- **INPUT**:

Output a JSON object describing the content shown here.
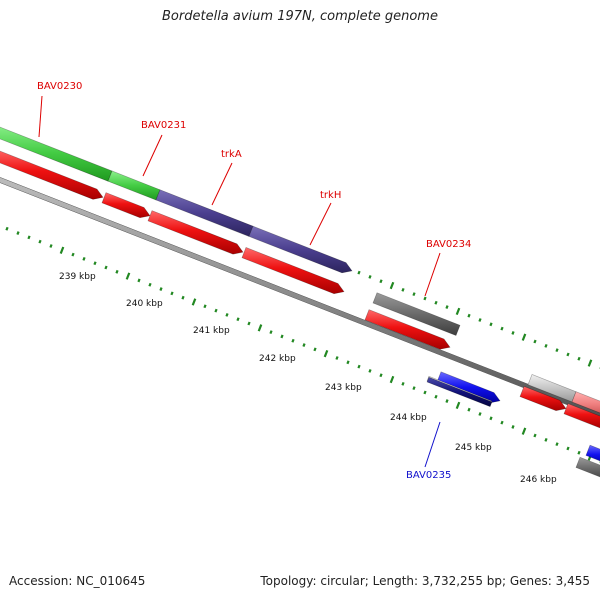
{
  "header": {
    "title": "Bordetella avium 197N, complete genome"
  },
  "footer": {
    "accession": "Accession: NC_010645",
    "summary": "Topology: circular; Length: 3,732,255 bp; Genes: 3,455"
  },
  "colors": {
    "backbone": "#8a8a8a",
    "cds": "#ee1111",
    "gc_ticks": "#228822",
    "label_red": "#dd0000",
    "label_blue": "#1111cc",
    "feature_green": "#44cc44",
    "feature_purple": "#4b3f8f",
    "feature_dark_gray": "#6a6a6a",
    "feature_blue": "#1111ee",
    "feature_navy": "#12127a",
    "feature_light_gray": "#c6c6c6",
    "feature_pink": "#f08080"
  },
  "ruler": {
    "ticks": [
      {
        "label": "239 kbp"
      },
      {
        "label": "240 kbp"
      },
      {
        "label": "241 kbp"
      },
      {
        "label": "242 kbp"
      },
      {
        "label": "243 kbp"
      },
      {
        "label": "244 kbp"
      },
      {
        "label": "245 kbp"
      },
      {
        "label": "246 kbp"
      }
    ]
  },
  "gene_labels": [
    {
      "name": "BAV0230",
      "color_key": "label_red"
    },
    {
      "name": "BAV0231",
      "color_key": "label_red"
    },
    {
      "name": "trkA",
      "color_key": "label_red"
    },
    {
      "name": "trkH",
      "color_key": "label_red"
    },
    {
      "name": "BAV0234",
      "color_key": "label_red"
    },
    {
      "name": "BAV0235",
      "color_key": "label_blue"
    }
  ]
}
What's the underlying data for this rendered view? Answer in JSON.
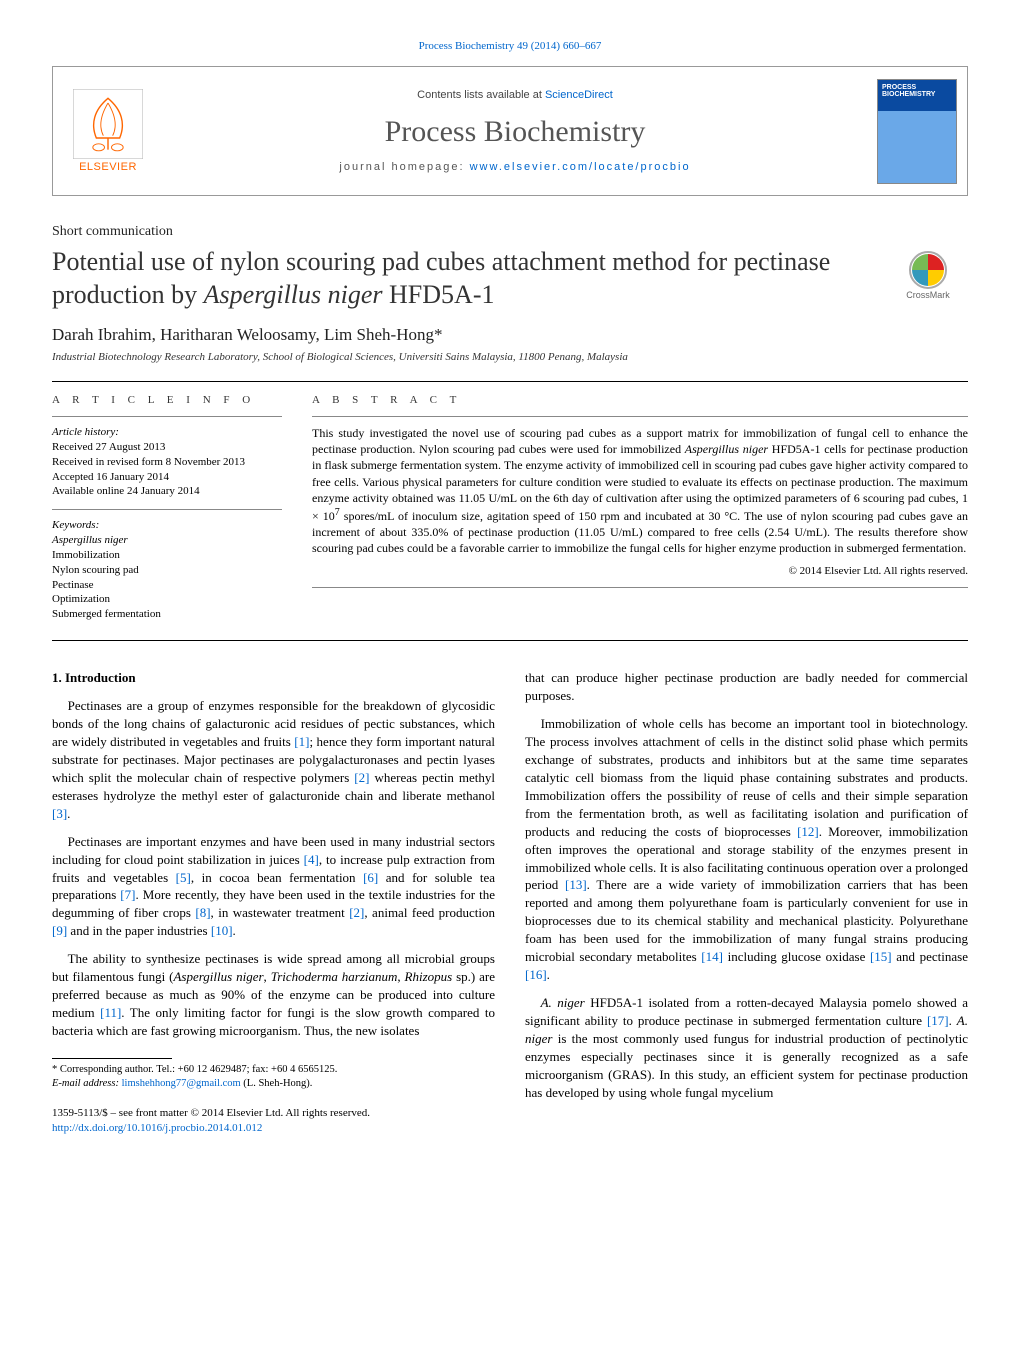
{
  "header": {
    "journal_ref_text": "Process Biochemistry 49 (2014) 660–667",
    "contents_line_prefix": "Contents lists available at ",
    "contents_line_link": "ScienceDirect",
    "journal_title": "Process Biochemistry",
    "homepage_prefix": "journal homepage: ",
    "homepage_url": "www.elsevier.com/locate/procbio",
    "elsevier_brand": "ELSEVIER",
    "cover_text_top": "PROCESS",
    "cover_text_bottom": "BIOCHEMISTRY"
  },
  "crossmark_label": "CrossMark",
  "article_type": "Short communication",
  "title_html": "Potential use of nylon scouring pad cubes attachment method for pectinase production by <em>Aspergillus niger</em> HFD5A-1",
  "authors": "Darah Ibrahim, Haritharan Weloosamy, Lim Sheh-Hong*",
  "affiliation": "Industrial Biotechnology Research Laboratory, School of Biological Sciences, Universiti Sains Malaysia, 11800 Penang, Malaysia",
  "info": {
    "heading": "a r t i c l e   i n f o",
    "history_label": "Article history:",
    "history": [
      "Received 27 August 2013",
      "Received in revised form 8 November 2013",
      "Accepted 16 January 2014",
      "Available online 24 January 2014"
    ],
    "keywords_label": "Keywords:",
    "keywords": [
      "Aspergillus niger",
      "Immobilization",
      "Nylon scouring pad",
      "Pectinase",
      "Optimization",
      "Submerged fermentation"
    ]
  },
  "abstract": {
    "heading": "a b s t r a c t",
    "body_html": "This study investigated the novel use of scouring pad cubes as a support matrix for immobilization of fungal cell to enhance the pectinase production. Nylon scouring pad cubes were used for immobilized <em>Aspergillus niger</em> HFD5A-1 cells for pectinase production in flask submerge fermentation system. The enzyme activity of immobilized cell in scouring pad cubes gave higher activity compared to free cells. Various physical parameters for culture condition were studied to evaluate its effects on pectinase production. The maximum enzyme activity obtained was 11.05 U/mL on the 6th day of cultivation after using the optimized parameters of 6 scouring pad cubes, 1 × 10<sup>7</sup> spores/mL of inoculum size, agitation speed of 150 rpm and incubated at 30 °C. The use of nylon scouring pad cubes gave an increment of about 335.0% of pectinase production (11.05 U/mL) compared to free cells (2.54 U/mL). The results therefore show scouring pad cubes could be a favorable carrier to immobilize the fungal cells for higher enzyme production in submerged fermentation.",
    "copyright": "© 2014 Elsevier Ltd. All rights reserved."
  },
  "body": {
    "section_head": "1. Introduction",
    "left_paras": [
      "Pectinases are a group of enzymes responsible for the breakdown of glycosidic bonds of the long chains of galacturonic acid residues of pectic substances, which are widely distributed in vegetables and fruits <span class=\"ref\">[1]</span>; hence they form important natural substrate for pectinases. Major pectinases are polygalacturonases and pectin lyases which split the molecular chain of respective polymers <span class=\"ref\">[2]</span> whereas pectin methyl esterases hydrolyze the methyl ester of galacturonide chain and liberate methanol <span class=\"ref\">[3]</span>.",
      "Pectinases are important enzymes and have been used in many industrial sectors including for cloud point stabilization in juices <span class=\"ref\">[4]</span>, to increase pulp extraction from fruits and vegetables <span class=\"ref\">[5]</span>, in cocoa bean fermentation <span class=\"ref\">[6]</span> and for soluble tea preparations <span class=\"ref\">[7]</span>. More recently, they have been used in the textile industries for the degumming of fiber crops <span class=\"ref\">[8]</span>, in wastewater treatment <span class=\"ref\">[2]</span>, animal feed production <span class=\"ref\">[9]</span> and in the paper industries <span class=\"ref\">[10]</span>.",
      "The ability to synthesize pectinases is wide spread among all microbial groups but filamentous fungi (<em>Aspergillus niger</em>, <em>Trichoderma harzianum</em>, <em>Rhizopus</em> sp.) are preferred because as much as 90% of the enzyme can be produced into culture medium <span class=\"ref\">[11]</span>. The only limiting factor for fungi is the slow growth compared to bacteria which are fast growing microorganism. Thus, the new isolates"
    ],
    "right_paras": [
      "that can produce higher pectinase production are badly needed for commercial purposes.",
      "Immobilization of whole cells has become an important tool in biotechnology. The process involves attachment of cells in the distinct solid phase which permits exchange of substrates, products and inhibitors but at the same time separates catalytic cell biomass from the liquid phase containing substrates and products. Immobilization offers the possibility of reuse of cells and their simple separation from the fermentation broth, as well as facilitating isolation and purification of products and reducing the costs of bioprocesses <span class=\"ref\">[12]</span>. Moreover, immobilization often improves the operational and storage stability of the enzymes present in immobilized whole cells. It is also facilitating continuous operation over a prolonged period <span class=\"ref\">[13]</span>. There are a wide variety of immobilization carriers that has been reported and among them polyurethane foam is particularly convenient for use in bioprocesses due to its chemical stability and mechanical plasticity. Polyurethane foam has been used for the immobilization of many fungal strains producing microbial secondary metabolites <span class=\"ref\">[14]</span> including glucose oxidase <span class=\"ref\">[15]</span> and pectinase <span class=\"ref\">[16]</span>.",
      "<em>A. niger</em> HFD5A-1 isolated from a rotten-decayed Malaysia pomelo showed a significant ability to produce pectinase in submerged fermentation culture <span class=\"ref\">[17]</span>. <em>A. niger</em> is the most commonly used fungus for industrial production of pectinolytic enzymes especially pectinases since it is generally recognized as a safe microorganism (GRAS). In this study, an efficient system for pectinase production has developed by using whole fungal mycelium"
    ]
  },
  "footnote": {
    "corr": "* Corresponding author. Tel.: +60 12 4629487; fax: +60 4 6565125.",
    "email_label": "E-mail address: ",
    "email": "limshehhong77@gmail.com",
    "email_suffix": " (L. Sheh-Hong)."
  },
  "doi": {
    "line1": "1359-5113/$ – see front matter © 2014 Elsevier Ltd. All rights reserved.",
    "line2": "http://dx.doi.org/10.1016/j.procbio.2014.01.012"
  },
  "colors": {
    "link": "#0066cc",
    "elsevier_orange": "#ff6600"
  }
}
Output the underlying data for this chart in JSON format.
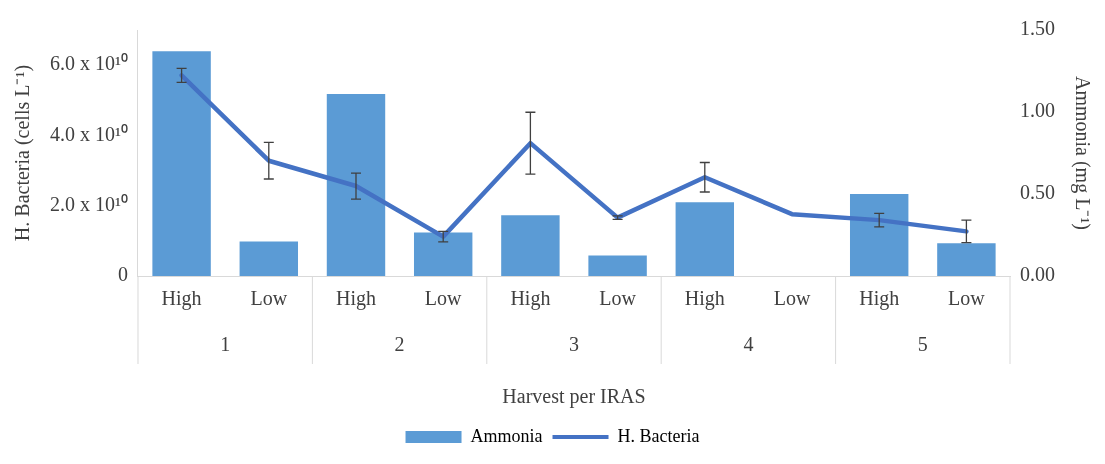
{
  "chart_data": {
    "type": "bar",
    "xlabel": "Harvest per IRAS",
    "ylabel": "H. Bacteria (cells L⁻¹)",
    "y2label": "Ammonia (mg L⁻¹)",
    "categories": [
      "High",
      "Low",
      "High",
      "Low",
      "High",
      "Low",
      "High",
      "Low",
      "High",
      "Low"
    ],
    "annotations": [
      "1",
      "2",
      "3",
      "4",
      "5"
    ],
    "series": [
      {
        "name": "Ammonia",
        "axis": "y2",
        "color": "#5b9bd5",
        "values": [
          1.37,
          0.21,
          1.11,
          0.265,
          0.37,
          0.125,
          0.45,
          0,
          0.5,
          0.2
        ]
      },
      {
        "name": "H. Bacteria",
        "type": "line",
        "color": "#4472c4",
        "values": [
          57100000000.0,
          32800000000.0,
          25600000000.0,
          11200000000.0,
          37800000000.0,
          16600000000.0,
          28100000000.0,
          17600000000.0,
          15900000000.0,
          12700000000.0
        ],
        "errors": [
          2000000000.0,
          5200000000.0,
          3700000000.0,
          1500000000.0,
          8800000000.0,
          500000000.0,
          4200000000.0,
          null,
          1900000000.0,
          3200000000.0
        ]
      }
    ],
    "ylim": [
      0,
      70000000000.0
    ],
    "yticks": [
      0,
      {
        "value": 20000000000.0,
        "label": "2.0 x 10¹⁰"
      },
      {
        "value": 40000000000.0,
        "label": "4.0 x 10¹⁰"
      },
      {
        "value": 60000000000.0,
        "label": "6.0 x 10¹⁰"
      }
    ],
    "y2lim": [
      0,
      1.5
    ],
    "y2ticks": [
      {
        "value": 0,
        "label": "0.00"
      },
      {
        "value": 0.5,
        "label": "0.50"
      },
      {
        "value": 1,
        "label": "1.00"
      },
      {
        "value": 1.5,
        "label": "1.50"
      }
    ],
    "grid": false,
    "legend": "bottom",
    "marker": "none",
    "line_style": "solid"
  }
}
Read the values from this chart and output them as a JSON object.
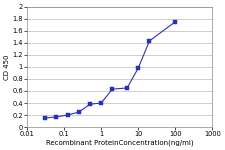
{
  "x": [
    0.031,
    0.062,
    0.125,
    0.25,
    0.5,
    1.0,
    2.0,
    5.0,
    10.0,
    20.0,
    100.0
  ],
  "y": [
    0.15,
    0.17,
    0.2,
    0.25,
    0.38,
    0.4,
    0.63,
    0.65,
    0.98,
    1.43,
    1.75
  ],
  "line_color": "#3333aa",
  "marker_color": "#2233bb",
  "marker": "s",
  "markersize": 2.2,
  "linewidth": 0.8,
  "xlabel": "Recombinant ProteinConcentration(ng/ml)",
  "ylabel": "CD 450",
  "xlim": [
    0.01,
    1000
  ],
  "ylim": [
    0,
    2
  ],
  "yticks": [
    0,
    0.2,
    0.4,
    0.6,
    0.8,
    1.0,
    1.2,
    1.4,
    1.6,
    1.8,
    2.0
  ],
  "ytick_labels": [
    "0",
    "0.2",
    "0.4",
    "0.6",
    "0.8",
    "1",
    "1.2",
    "1.4",
    "1.6",
    "1.8",
    "2"
  ],
  "xticks": [
    0.01,
    0.1,
    1,
    10,
    100,
    1000
  ],
  "xtick_labels": [
    "0.01",
    "0.1",
    "1",
    "10",
    "100",
    "1000"
  ],
  "grid_color": "#bbbbbb",
  "bg_color": "#ffffff",
  "fig_bg_color": "#ffffff",
  "xlabel_fontsize": 5.0,
  "ylabel_fontsize": 5.0,
  "tick_fontsize": 4.8
}
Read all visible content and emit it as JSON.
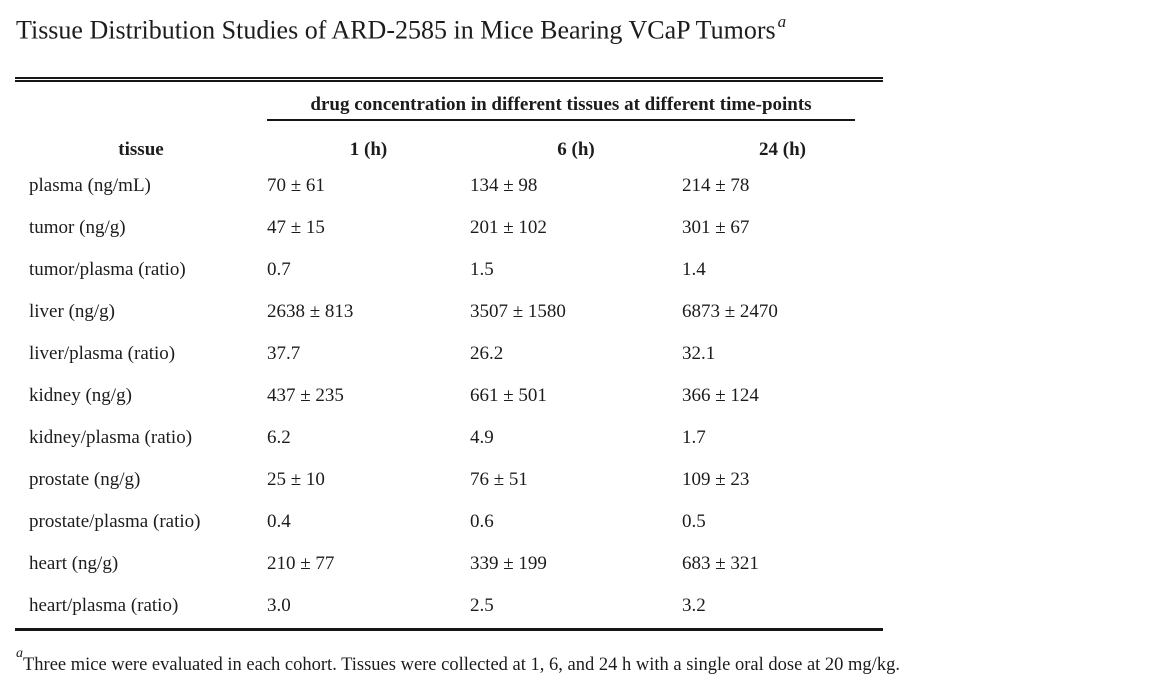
{
  "title": {
    "text": "Tissue Distribution Studies of ARD-2585 in Mice Bearing VCaP Tumors",
    "superscript": "a"
  },
  "table": {
    "spanner_header": "drug concentration in different tissues at different time-points",
    "columns": [
      "tissue",
      "1 (h)",
      "6 (h)",
      "24 (h)"
    ],
    "rows": [
      {
        "tissue": "plasma (ng/mL)",
        "values": [
          "70 ± 61",
          "134 ± 98",
          "214 ± 78"
        ]
      },
      {
        "tissue": "tumor (ng/g)",
        "values": [
          "47 ± 15",
          "201 ± 102",
          "301 ± 67"
        ]
      },
      {
        "tissue": "tumor/plasma (ratio)",
        "values": [
          "0.7",
          "1.5",
          "1.4"
        ]
      },
      {
        "tissue": "liver (ng/g)",
        "values": [
          "2638 ± 813",
          "3507 ± 1580",
          "6873 ± 2470"
        ]
      },
      {
        "tissue": "liver/plasma (ratio)",
        "values": [
          "37.7",
          "26.2",
          "32.1"
        ]
      },
      {
        "tissue": "kidney (ng/g)",
        "values": [
          "437 ± 235",
          "661 ± 501",
          "366 ± 124"
        ]
      },
      {
        "tissue": "kidney/plasma (ratio)",
        "values": [
          "6.2",
          "4.9",
          "1.7"
        ]
      },
      {
        "tissue": "prostate (ng/g)",
        "values": [
          "25 ± 10",
          "76 ± 51",
          "109 ± 23"
        ]
      },
      {
        "tissue": "prostate/plasma (ratio)",
        "values": [
          "0.4",
          "0.6",
          "0.5"
        ]
      },
      {
        "tissue": "heart (ng/g)",
        "values": [
          "210 ± 77",
          "339 ± 199",
          "683 ± 321"
        ]
      },
      {
        "tissue": "heart/plasma (ratio)",
        "values": [
          "3.0",
          "2.5",
          "3.2"
        ]
      }
    ]
  },
  "footnote": {
    "marker": "a",
    "text": "Three mice were evaluated in each cohort. Tissues were collected at 1, 6, and 24 h with a single oral dose at 20 mg/kg."
  },
  "colors": {
    "text": "#1c1c1c",
    "rule": "#161616",
    "background": "#ffffff"
  }
}
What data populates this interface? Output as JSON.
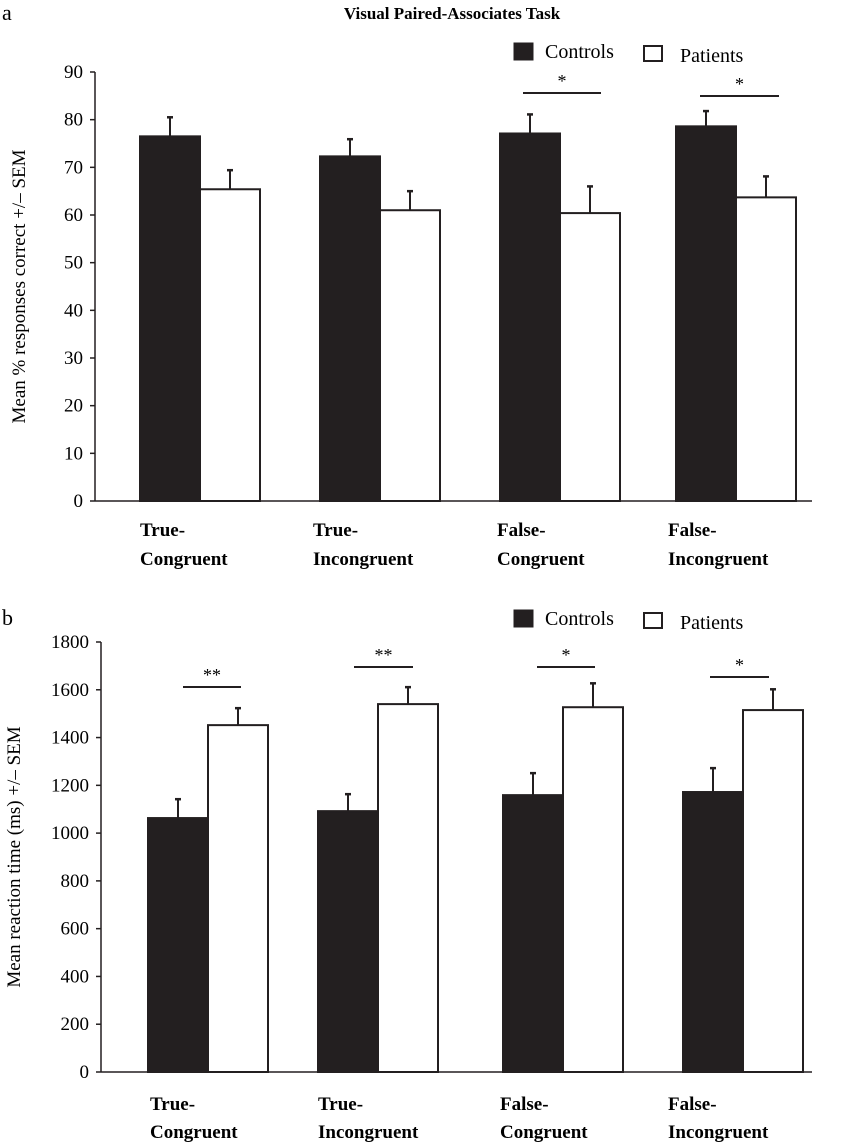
{
  "chart_data": [
    {
      "panel_label": "a",
      "type": "bar",
      "title": "Visual Paired-Associates Task",
      "ylabel": "Mean % responses correct +/– SEM",
      "xlabel": "",
      "ylim": [
        0,
        90
      ],
      "yticks": [
        0,
        10,
        20,
        30,
        40,
        50,
        60,
        70,
        80,
        90
      ],
      "categories": [
        [
          "True-",
          "Congruent"
        ],
        [
          "True-",
          "Incongruent"
        ],
        [
          "False-",
          "Congruent"
        ],
        [
          "False-",
          "Incongruent"
        ]
      ],
      "series": [
        {
          "name": "Controls",
          "color": "#231f20",
          "values": [
            76.5,
            72.3,
            77.1,
            78.6
          ],
          "error": [
            4.0,
            3.6,
            4.0,
            3.2
          ]
        },
        {
          "name": "Patients",
          "color": "#ffffff",
          "values": [
            65.4,
            61.0,
            60.4,
            63.7
          ],
          "error": [
            4.0,
            4.0,
            5.6,
            4.4
          ]
        }
      ],
      "significance": [
        "",
        "",
        "*",
        "*"
      ],
      "legend": "top-right",
      "grid": false
    },
    {
      "panel_label": "b",
      "type": "bar",
      "title": "",
      "ylabel": "Mean reaction time (ms)  +/– SEM",
      "xlabel": "",
      "ylim": [
        0,
        1800
      ],
      "yticks": [
        0,
        200,
        400,
        600,
        800,
        1000,
        1200,
        1400,
        1600,
        1800
      ],
      "categories": [
        [
          "True-",
          "Congruent"
        ],
        [
          "True-",
          "Incongruent"
        ],
        [
          "False-",
          "Congruent"
        ],
        [
          "False-",
          "Incongruent"
        ]
      ],
      "series": [
        {
          "name": "Controls",
          "color": "#231f20",
          "values": [
            1063,
            1092,
            1159,
            1172
          ],
          "error": [
            79,
            71,
            92,
            100
          ]
        },
        {
          "name": "Patients",
          "color": "#ffffff",
          "values": [
            1452,
            1540,
            1527,
            1515
          ],
          "error": [
            71,
            71,
            100,
            87
          ]
        }
      ],
      "significance": [
        "**",
        "**",
        "*",
        "*"
      ],
      "legend": "top-right",
      "grid": false
    }
  ]
}
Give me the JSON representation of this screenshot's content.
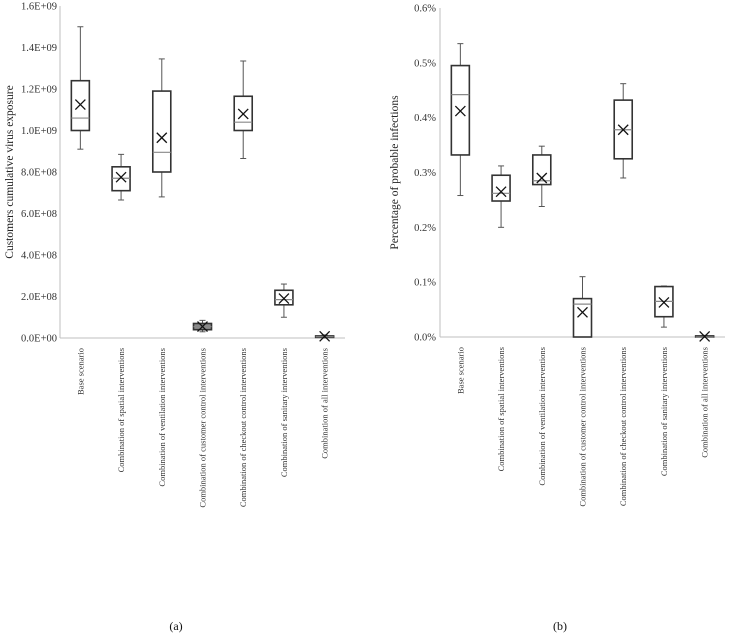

- **WHAT TO DO**: Return the lines above that include the string "history".

- **ANSWER TO THIS TASK**:
    "history_label": "Article history:",
    "history": [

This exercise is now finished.